• _Short exercise_
Count every line in the following entries where the word "page" appears. Give the count alone.

____

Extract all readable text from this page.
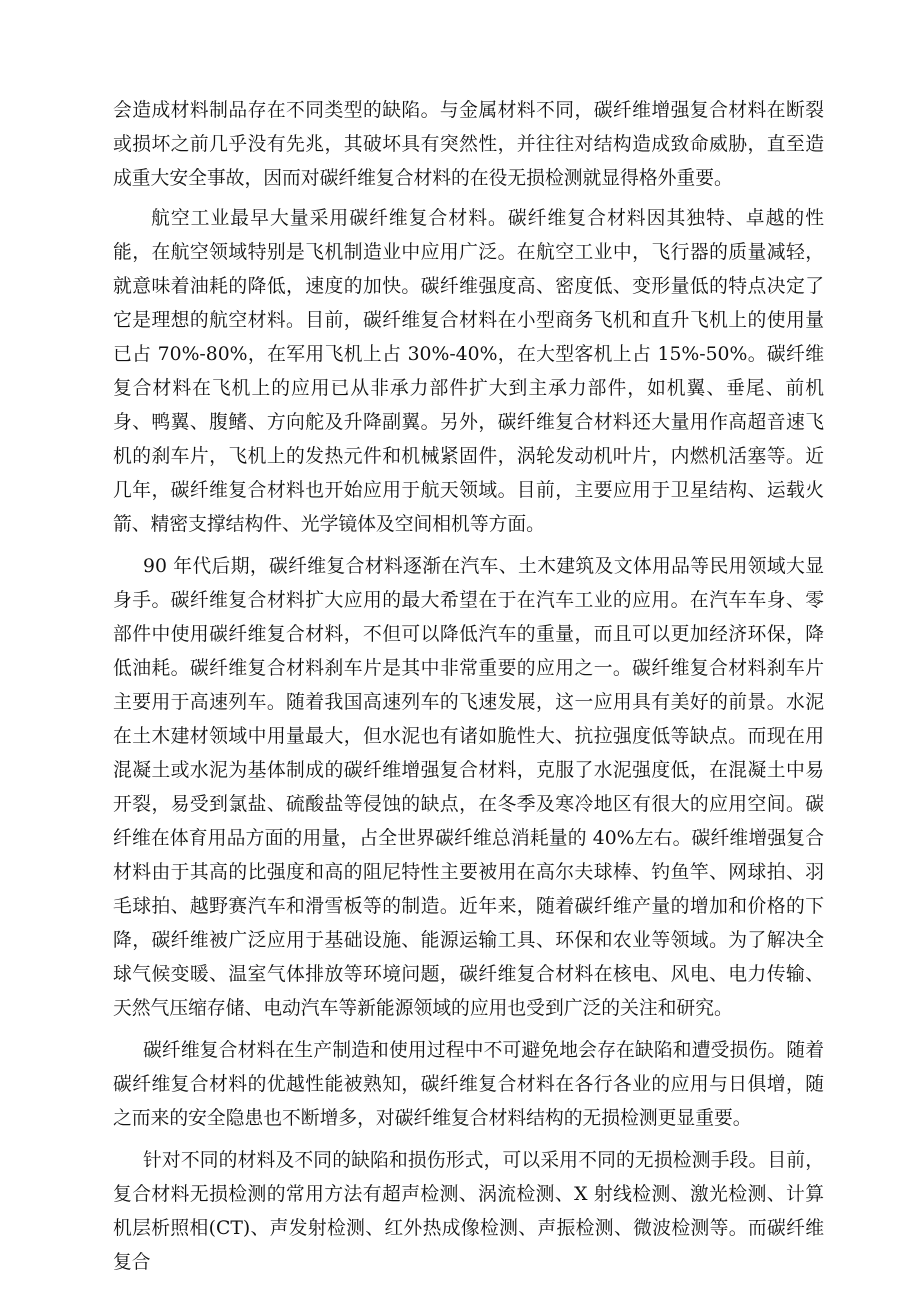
会造成材料制品存在不同类型的缺陷。与金属材料不同，碳纤维增强复合材料在断裂或损坏之前几乎没有先兆，其破坏具有突然性，并往往对结构造成致命威胁，直至造成重大安全事故，因而对碳纤维复合材料的在役无损检测就显得格外重要。

航空工业最早大量采用碳纤维复合材料。碳纤维复合材料因其独特、卓越的性能，在航空领域特别是飞机制造业中应用广泛。在航空工业中，飞行器的质量减轻，就意味着油耗的降低，速度的加快。碳纤维强度高、密度低、变形量低的特点决定了它是理想的航空材料。目前，碳纤维复合材料在小型商务飞机和直升飞机上的使用量已占 70%-80%，在军用飞机上占 30%-40%，在大型客机上占 15%-50%。碳纤维复合材料在飞机上的应用已从非承力部件扩大到主承力部件，如机翼、垂尾、前机身、鸭翼、腹鳍、方向舵及升降副翼。另外，碳纤维复合材料还大量用作高超音速飞机的刹车片，飞机上的发热元件和机械紧固件，涡轮发动机叶片，内燃机活塞等。近几年，碳纤维复合材料也开始应用于航天领域。目前，主要应用于卫星结构、运载火箭、精密支撑结构件、光学镜体及空间相机等方面。

90 年代后期，碳纤维复合材料逐渐在汽车、土木建筑及文体用品等民用领域大显身手。碳纤维复合材料扩大应用的最大希望在于在汽车工业的应用。在汽车车身、零部件中使用碳纤维复合材料，不但可以降低汽车的重量，而且可以更加经济环保，降低油耗。碳纤维复合材料刹车片是其中非常重要的应用之一。碳纤维复合材料刹车片主要用于高速列车。随着我国高速列车的飞速发展，这一应用具有美好的前景。水泥在土木建材领域中用量最大，但水泥也有诸如脆性大、抗拉强度低等缺点。而现在用混凝土或水泥为基体制成的碳纤维增强复合材料，克服了水泥强度低，在混凝土中易开裂，易受到氯盐、硫酸盐等侵蚀的缺点，在冬季及寒冷地区有很大的应用空间。碳纤维在体育用品方面的用量，占全世界碳纤维总消耗量的 40%左右。碳纤维增强复合材料由于其高的比强度和高的阻尼特性主要被用在高尔夫球棒、钓鱼竿、网球拍、羽毛球拍、越野赛汽车和滑雪板等的制造。近年来，随着碳纤维产量的增加和价格的下降，碳纤维被广泛应用于基础设施、能源运输工具、环保和农业等领域。为了解决全球气候变暖、温室气体排放等环境问题，碳纤维复合材料在核电、风电、电力传输、天然气压缩存储、电动汽车等新能源领域的应用也受到广泛的关注和研究。

碳纤维复合材料在生产制造和使用过程中不可避免地会存在缺陷和遭受损伤。随着碳纤维复合材料的优越性能被熟知，碳纤维复合材料在各行各业的应用与日俱增，随之而来的安全隐患也不断增多，对碳纤维复合材料结构的无损检测更显重要。

针对不同的材料及不同的缺陷和损伤形式，可以采用不同的无损检测手段。目前，复合材料无损检测的常用方法有超声检测、涡流检测、X 射线检测、激光检测、计算机层析照相(CT)、声发射检测、红外热成像检测、声振检测、微波检测等。而碳纤维复合
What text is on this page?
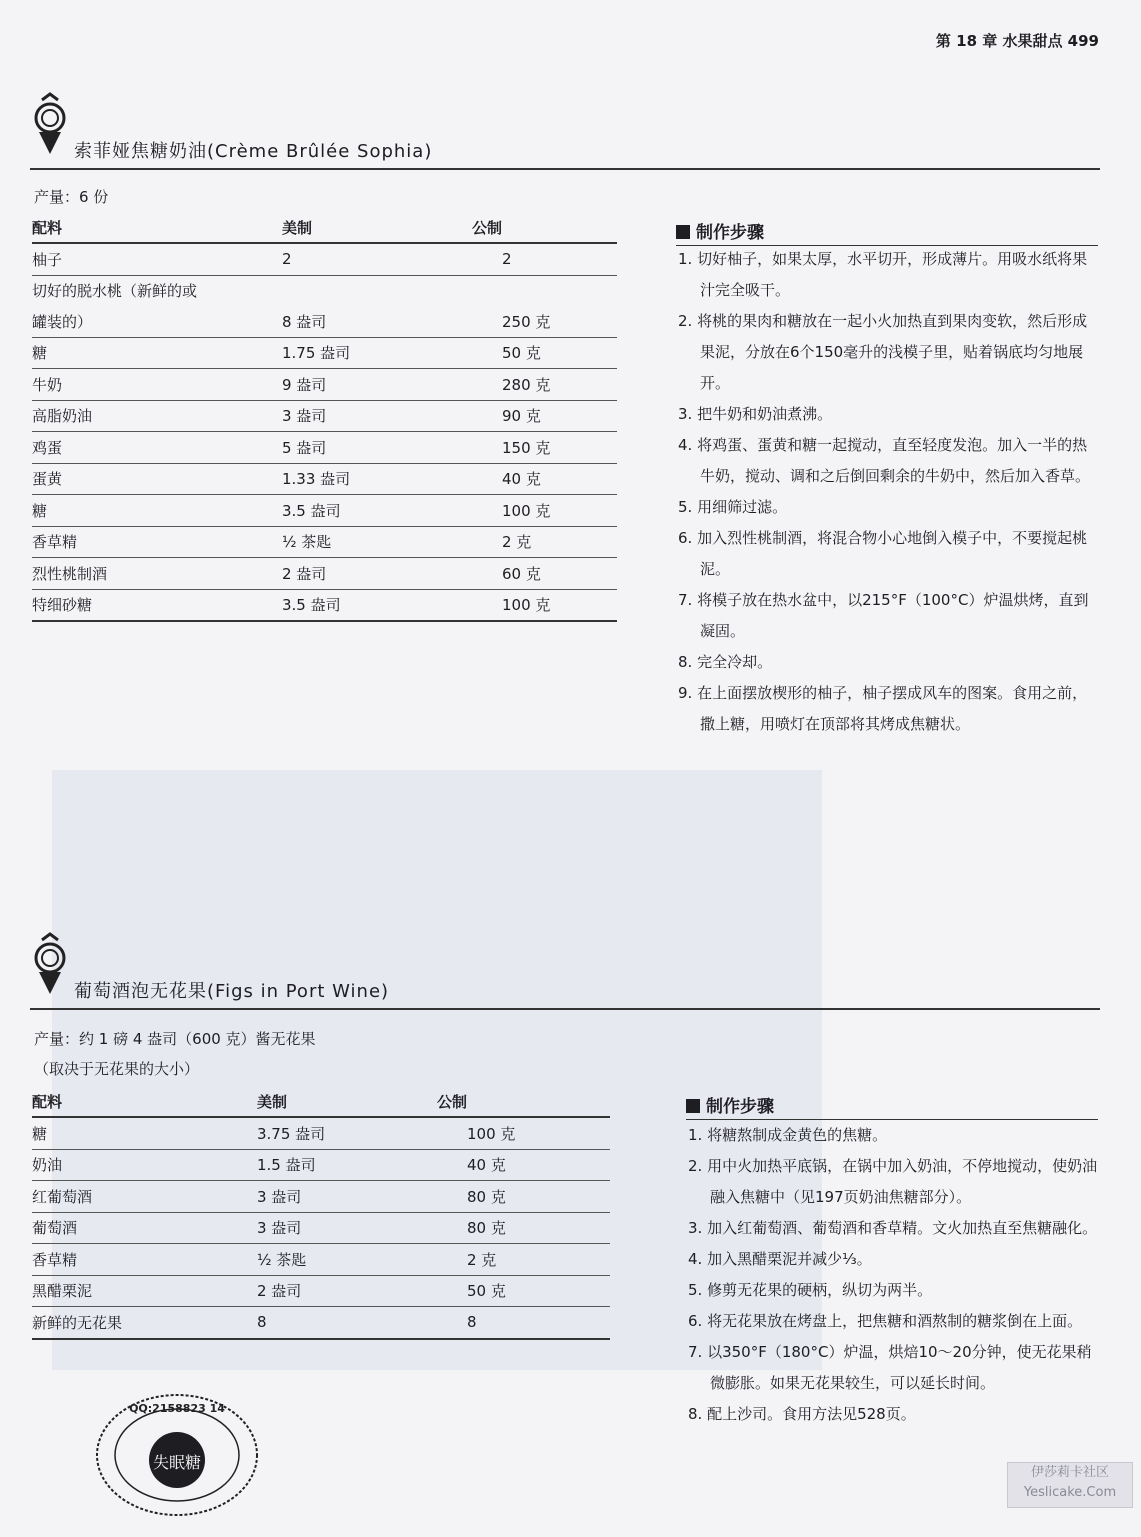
第 18 章 水果甜点 499
索菲娅焦糖奶油(Crème Brûlée Sophia)
产量：6 份
配料	美制	公制
柚子	2	2
切好的脱水桃（新鲜的或		
罐装的）	8 盎司	250 克
糖	1.75 盎司	50 克
牛奶	9 盎司	280 克
高脂奶油	3 盎司	90 克
鸡蛋	5 盎司	150 克
蛋黄	1.33 盎司	40 克
糖	3.5 盎司	100 克
香草精	½ 茶匙	2 克
烈性桃制酒	2 盎司	60 克
特细砂糖	3.5 盎司	100 克
制作步骤
1. 切好柚子，如果太厚，水平切开，形成薄片。用吸水纸将果汁完全吸干。
2. 将桃的果肉和糖放在一起小火加热直到果肉变软，然后形成果泥，分放在6个150毫升的浅模子里，贴着锅底均匀地展开。
3. 把牛奶和奶油煮沸。
4. 将鸡蛋、蛋黄和糖一起搅动，直至轻度发泡。加入一半的热牛奶，搅动、调和之后倒回剩余的牛奶中，然后加入香草。
5. 用细筛过滤。
6. 加入烈性桃制酒，将混合物小心地倒入模子中，不要搅起桃泥。
7. 将模子放在热水盆中，以215°F（100°C）炉温烘烤，直到凝固。
8. 完全冷却。
9. 在上面摆放楔形的柚子，柚子摆成风车的图案。食用之前，撒上糖，用喷灯在顶部将其烤成焦糖状。
葡萄酒泡无花果(Figs in Port Wine)
产量：约 1 磅 4 盎司（600 克）酱无花果
（取决于无花果的大小）
配料	美制	公制
糖	3.75 盎司	100 克
奶油	1.5 盎司	40 克
红葡萄酒	3 盎司	80 克
葡萄酒	3 盎司	80 克
香草精	½ 茶匙	2 克
黑醋栗泥	2 盎司	50 克
新鲜的无花果	8	8
制作步骤
1. 将糖熬制成金黄色的焦糖。
2. 用中火加热平底锅，在锅中加入奶油，不停地搅动，使奶油融入焦糖中（见197页奶油焦糖部分）。
3. 加入红葡萄酒、葡萄酒和香草精。文火加热直至焦糖融化。
4. 加入黑醋栗泥并减少⅓。
5. 修剪无花果的硬柄，纵切为两半。
6. 将无花果放在烤盘上，把焦糖和酒熬制的糖浆倒在上面。
7. 以350°F（180°C）炉温，烘焙10～20分钟，使无花果稍微膨胀。如果无花果较生，可以延长时间。
8. 配上沙司。食用方法见528页。
失眠糖
QQ:2158823 14
伊莎莉卡社区
Yeslicake.Com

____

• _Exercise solution_
2